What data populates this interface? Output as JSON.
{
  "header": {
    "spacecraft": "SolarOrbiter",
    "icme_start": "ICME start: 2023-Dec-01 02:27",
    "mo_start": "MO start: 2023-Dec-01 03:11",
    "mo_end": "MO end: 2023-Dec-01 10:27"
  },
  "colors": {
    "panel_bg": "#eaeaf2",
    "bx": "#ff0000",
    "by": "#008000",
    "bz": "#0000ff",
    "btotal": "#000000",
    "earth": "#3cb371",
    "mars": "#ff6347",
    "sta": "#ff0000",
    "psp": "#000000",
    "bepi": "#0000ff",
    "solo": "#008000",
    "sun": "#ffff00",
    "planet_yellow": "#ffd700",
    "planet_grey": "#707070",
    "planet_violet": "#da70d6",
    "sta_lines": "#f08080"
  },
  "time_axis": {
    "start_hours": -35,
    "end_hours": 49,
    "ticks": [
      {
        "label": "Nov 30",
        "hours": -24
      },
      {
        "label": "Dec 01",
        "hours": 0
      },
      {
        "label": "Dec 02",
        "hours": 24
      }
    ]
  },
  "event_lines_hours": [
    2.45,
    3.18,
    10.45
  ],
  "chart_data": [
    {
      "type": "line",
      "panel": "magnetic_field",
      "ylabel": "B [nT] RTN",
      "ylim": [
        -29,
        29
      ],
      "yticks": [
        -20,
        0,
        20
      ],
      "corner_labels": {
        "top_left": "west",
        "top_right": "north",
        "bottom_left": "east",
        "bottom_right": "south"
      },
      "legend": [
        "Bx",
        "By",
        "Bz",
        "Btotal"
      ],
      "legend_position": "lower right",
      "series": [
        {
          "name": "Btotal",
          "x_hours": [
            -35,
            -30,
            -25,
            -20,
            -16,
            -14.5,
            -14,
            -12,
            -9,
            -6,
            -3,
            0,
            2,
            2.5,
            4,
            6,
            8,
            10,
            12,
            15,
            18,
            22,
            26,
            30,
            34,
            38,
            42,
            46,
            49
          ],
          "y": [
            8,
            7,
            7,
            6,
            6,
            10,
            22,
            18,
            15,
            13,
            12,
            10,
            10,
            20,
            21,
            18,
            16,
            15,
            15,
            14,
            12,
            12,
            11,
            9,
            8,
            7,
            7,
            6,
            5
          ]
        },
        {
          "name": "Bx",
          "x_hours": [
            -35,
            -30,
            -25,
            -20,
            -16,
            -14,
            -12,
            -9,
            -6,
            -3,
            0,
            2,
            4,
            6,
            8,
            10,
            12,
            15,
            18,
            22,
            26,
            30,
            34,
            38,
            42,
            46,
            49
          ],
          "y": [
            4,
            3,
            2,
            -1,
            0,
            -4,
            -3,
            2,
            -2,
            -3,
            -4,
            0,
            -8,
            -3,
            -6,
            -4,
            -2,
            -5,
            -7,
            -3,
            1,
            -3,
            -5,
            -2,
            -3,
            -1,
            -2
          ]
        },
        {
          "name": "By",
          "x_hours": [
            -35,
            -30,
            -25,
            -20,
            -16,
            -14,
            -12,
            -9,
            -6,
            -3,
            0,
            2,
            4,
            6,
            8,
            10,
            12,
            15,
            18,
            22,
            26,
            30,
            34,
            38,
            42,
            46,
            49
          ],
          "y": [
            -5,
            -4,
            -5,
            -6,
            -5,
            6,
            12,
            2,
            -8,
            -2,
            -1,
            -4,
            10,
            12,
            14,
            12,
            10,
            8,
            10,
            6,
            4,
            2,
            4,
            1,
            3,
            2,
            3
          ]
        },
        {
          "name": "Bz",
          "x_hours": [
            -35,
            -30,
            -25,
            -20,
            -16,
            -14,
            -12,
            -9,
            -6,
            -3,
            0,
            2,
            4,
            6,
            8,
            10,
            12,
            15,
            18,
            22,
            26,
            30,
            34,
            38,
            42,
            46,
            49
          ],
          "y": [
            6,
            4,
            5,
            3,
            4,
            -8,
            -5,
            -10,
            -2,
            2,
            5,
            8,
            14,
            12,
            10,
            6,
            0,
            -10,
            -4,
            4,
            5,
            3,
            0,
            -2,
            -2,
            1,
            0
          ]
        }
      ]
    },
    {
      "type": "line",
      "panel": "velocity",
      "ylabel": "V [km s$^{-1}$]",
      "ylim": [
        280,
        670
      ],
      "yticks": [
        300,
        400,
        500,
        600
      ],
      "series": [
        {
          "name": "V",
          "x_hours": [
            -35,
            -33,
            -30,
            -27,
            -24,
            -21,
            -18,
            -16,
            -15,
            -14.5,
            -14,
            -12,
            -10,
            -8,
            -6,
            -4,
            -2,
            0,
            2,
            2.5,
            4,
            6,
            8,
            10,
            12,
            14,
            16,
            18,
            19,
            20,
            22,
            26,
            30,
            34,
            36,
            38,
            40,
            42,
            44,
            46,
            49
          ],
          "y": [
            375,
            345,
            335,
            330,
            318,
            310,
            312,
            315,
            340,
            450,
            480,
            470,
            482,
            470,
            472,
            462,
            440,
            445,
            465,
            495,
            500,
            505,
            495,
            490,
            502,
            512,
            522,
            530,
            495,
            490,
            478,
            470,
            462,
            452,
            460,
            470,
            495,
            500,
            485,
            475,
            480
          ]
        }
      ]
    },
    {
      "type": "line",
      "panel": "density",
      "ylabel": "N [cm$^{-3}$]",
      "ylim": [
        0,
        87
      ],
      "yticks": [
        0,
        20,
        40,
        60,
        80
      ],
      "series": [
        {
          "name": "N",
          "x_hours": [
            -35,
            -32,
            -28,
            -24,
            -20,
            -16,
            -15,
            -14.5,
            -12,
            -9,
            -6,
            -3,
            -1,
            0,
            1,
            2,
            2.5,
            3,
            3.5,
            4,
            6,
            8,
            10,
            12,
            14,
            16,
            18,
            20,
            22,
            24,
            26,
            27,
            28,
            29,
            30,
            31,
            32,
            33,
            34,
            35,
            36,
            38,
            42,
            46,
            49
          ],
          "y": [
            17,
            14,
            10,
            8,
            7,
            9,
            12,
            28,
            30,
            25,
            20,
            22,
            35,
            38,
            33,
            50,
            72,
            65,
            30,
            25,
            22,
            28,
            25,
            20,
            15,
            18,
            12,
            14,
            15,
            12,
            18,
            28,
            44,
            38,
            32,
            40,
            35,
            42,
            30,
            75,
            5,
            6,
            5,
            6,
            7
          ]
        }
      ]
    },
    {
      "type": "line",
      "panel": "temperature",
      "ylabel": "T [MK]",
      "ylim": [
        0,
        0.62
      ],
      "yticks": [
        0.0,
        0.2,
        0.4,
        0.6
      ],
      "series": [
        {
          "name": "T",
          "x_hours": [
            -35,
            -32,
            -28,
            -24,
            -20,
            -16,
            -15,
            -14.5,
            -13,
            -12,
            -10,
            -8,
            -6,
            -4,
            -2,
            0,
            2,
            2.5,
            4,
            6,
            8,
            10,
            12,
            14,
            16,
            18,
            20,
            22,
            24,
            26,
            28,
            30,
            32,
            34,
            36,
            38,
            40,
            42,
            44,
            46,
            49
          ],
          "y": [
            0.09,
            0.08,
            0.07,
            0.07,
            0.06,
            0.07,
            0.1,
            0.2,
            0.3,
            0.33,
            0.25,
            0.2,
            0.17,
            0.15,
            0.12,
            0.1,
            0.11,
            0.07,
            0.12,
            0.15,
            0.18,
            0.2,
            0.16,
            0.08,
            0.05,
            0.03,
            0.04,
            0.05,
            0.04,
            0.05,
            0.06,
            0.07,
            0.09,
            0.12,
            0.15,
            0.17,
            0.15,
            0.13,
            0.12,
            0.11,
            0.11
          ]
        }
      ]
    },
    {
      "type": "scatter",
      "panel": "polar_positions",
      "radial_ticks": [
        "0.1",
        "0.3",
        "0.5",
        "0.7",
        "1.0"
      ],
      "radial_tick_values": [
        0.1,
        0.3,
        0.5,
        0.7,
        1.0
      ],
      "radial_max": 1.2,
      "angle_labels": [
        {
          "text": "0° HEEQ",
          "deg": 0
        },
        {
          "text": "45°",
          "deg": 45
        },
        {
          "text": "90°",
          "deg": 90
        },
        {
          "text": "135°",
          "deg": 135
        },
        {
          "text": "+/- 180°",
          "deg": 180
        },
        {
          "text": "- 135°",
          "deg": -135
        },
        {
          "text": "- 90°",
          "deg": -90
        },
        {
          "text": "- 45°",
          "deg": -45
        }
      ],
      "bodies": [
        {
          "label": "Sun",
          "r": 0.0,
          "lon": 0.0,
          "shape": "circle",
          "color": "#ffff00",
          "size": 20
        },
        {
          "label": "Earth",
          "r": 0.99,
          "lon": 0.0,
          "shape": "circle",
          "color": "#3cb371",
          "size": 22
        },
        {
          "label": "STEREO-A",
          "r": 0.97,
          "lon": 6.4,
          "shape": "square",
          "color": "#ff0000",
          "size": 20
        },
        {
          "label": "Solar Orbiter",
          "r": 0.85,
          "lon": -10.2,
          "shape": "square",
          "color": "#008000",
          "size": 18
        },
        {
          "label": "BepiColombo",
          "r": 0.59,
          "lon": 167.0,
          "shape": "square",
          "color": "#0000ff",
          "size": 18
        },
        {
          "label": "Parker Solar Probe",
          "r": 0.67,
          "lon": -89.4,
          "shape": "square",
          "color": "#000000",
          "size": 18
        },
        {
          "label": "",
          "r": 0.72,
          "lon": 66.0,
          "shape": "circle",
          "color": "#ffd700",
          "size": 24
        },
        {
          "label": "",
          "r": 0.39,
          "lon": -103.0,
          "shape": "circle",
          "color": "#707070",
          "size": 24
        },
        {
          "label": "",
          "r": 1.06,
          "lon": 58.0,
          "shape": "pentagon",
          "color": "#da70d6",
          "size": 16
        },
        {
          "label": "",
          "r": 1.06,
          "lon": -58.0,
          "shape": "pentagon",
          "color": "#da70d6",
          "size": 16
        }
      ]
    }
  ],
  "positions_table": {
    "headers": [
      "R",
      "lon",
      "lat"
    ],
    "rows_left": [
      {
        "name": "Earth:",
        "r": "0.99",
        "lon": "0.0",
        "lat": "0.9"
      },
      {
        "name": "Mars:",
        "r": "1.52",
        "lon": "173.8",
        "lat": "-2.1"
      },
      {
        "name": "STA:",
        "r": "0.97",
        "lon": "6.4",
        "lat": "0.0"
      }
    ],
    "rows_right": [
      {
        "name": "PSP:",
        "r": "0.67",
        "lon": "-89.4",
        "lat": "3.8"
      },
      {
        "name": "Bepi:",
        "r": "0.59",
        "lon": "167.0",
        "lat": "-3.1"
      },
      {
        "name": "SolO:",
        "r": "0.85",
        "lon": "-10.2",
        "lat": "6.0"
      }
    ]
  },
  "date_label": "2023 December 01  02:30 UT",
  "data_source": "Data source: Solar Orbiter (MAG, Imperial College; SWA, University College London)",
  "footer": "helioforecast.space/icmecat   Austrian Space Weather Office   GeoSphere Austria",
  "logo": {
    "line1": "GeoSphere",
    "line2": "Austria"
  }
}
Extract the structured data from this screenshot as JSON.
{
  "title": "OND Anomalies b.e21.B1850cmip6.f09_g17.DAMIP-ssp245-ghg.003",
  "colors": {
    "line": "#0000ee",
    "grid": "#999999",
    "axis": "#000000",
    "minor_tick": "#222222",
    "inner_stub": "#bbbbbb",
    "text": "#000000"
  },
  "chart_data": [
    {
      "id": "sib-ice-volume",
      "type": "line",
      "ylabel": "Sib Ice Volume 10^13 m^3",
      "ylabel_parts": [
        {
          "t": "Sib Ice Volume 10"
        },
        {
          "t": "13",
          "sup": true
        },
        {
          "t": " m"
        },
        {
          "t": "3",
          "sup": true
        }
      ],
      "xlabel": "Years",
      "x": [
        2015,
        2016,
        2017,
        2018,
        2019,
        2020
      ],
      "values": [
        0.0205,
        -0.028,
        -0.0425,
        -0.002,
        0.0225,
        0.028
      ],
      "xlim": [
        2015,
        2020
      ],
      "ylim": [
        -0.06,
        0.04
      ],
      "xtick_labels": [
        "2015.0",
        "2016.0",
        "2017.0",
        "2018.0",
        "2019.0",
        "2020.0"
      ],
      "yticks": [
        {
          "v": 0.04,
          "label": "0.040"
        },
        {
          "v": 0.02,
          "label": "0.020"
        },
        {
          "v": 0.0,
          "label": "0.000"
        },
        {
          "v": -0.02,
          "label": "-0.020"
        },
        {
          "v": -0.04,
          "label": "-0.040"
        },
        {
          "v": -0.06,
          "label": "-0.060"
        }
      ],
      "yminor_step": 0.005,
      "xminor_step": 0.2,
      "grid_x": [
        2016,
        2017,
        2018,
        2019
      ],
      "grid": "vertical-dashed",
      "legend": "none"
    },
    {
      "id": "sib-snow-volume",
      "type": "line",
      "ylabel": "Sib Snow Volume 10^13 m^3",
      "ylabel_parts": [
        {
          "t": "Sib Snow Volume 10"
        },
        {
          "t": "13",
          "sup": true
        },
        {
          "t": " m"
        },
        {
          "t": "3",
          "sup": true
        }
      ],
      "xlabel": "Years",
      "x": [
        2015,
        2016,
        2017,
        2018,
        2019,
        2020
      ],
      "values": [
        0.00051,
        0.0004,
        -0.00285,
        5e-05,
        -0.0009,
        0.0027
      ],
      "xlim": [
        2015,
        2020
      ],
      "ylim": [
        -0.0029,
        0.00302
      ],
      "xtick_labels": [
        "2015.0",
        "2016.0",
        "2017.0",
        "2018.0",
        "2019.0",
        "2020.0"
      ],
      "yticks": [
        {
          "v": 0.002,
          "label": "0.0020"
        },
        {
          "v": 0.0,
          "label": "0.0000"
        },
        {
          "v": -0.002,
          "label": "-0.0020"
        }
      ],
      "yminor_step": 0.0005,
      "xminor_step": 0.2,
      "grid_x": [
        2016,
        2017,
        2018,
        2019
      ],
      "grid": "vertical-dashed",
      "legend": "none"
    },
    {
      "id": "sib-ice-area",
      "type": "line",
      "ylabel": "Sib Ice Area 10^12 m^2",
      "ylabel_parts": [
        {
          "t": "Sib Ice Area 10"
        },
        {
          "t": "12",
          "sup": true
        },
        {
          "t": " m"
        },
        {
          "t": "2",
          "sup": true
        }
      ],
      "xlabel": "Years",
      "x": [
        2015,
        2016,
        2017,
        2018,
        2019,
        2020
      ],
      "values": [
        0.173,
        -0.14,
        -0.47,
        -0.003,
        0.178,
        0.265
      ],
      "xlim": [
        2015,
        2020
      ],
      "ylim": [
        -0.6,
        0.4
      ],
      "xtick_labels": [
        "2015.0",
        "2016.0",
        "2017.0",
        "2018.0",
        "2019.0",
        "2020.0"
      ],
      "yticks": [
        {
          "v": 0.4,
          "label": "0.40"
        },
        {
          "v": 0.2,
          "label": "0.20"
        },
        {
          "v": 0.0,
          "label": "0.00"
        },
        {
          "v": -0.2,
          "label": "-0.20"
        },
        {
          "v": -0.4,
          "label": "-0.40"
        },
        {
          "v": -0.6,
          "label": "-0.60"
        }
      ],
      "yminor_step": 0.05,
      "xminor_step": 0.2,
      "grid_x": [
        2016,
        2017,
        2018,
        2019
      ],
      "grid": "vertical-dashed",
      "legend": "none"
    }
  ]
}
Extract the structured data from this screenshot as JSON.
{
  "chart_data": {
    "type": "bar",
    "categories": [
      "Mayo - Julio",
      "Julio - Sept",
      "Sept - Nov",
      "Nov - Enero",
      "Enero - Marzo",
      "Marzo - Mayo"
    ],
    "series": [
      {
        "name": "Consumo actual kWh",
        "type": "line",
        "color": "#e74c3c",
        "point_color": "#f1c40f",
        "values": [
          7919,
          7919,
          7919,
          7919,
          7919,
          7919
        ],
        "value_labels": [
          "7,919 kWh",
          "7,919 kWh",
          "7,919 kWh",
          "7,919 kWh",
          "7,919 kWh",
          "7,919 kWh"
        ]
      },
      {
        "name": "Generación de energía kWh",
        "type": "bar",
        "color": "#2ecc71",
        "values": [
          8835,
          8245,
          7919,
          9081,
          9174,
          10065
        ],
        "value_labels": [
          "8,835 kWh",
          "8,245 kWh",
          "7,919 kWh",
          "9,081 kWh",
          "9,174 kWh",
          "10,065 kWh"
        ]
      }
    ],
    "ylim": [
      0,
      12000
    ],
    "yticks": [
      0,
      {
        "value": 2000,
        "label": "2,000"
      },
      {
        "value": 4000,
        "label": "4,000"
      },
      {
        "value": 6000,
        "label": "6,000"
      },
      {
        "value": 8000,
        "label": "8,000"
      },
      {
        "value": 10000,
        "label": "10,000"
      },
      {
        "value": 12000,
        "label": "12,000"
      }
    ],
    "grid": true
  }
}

--- --- ---

Exercise details:
Check each line of the entries above for the word "GeoSphere". List the ones that have it.

Output for this exercise:
  "footer": "helioforecast.space/icmecat   Austrian Space Weather Office   GeoSphere Austria",
    "line1": "GeoSphere",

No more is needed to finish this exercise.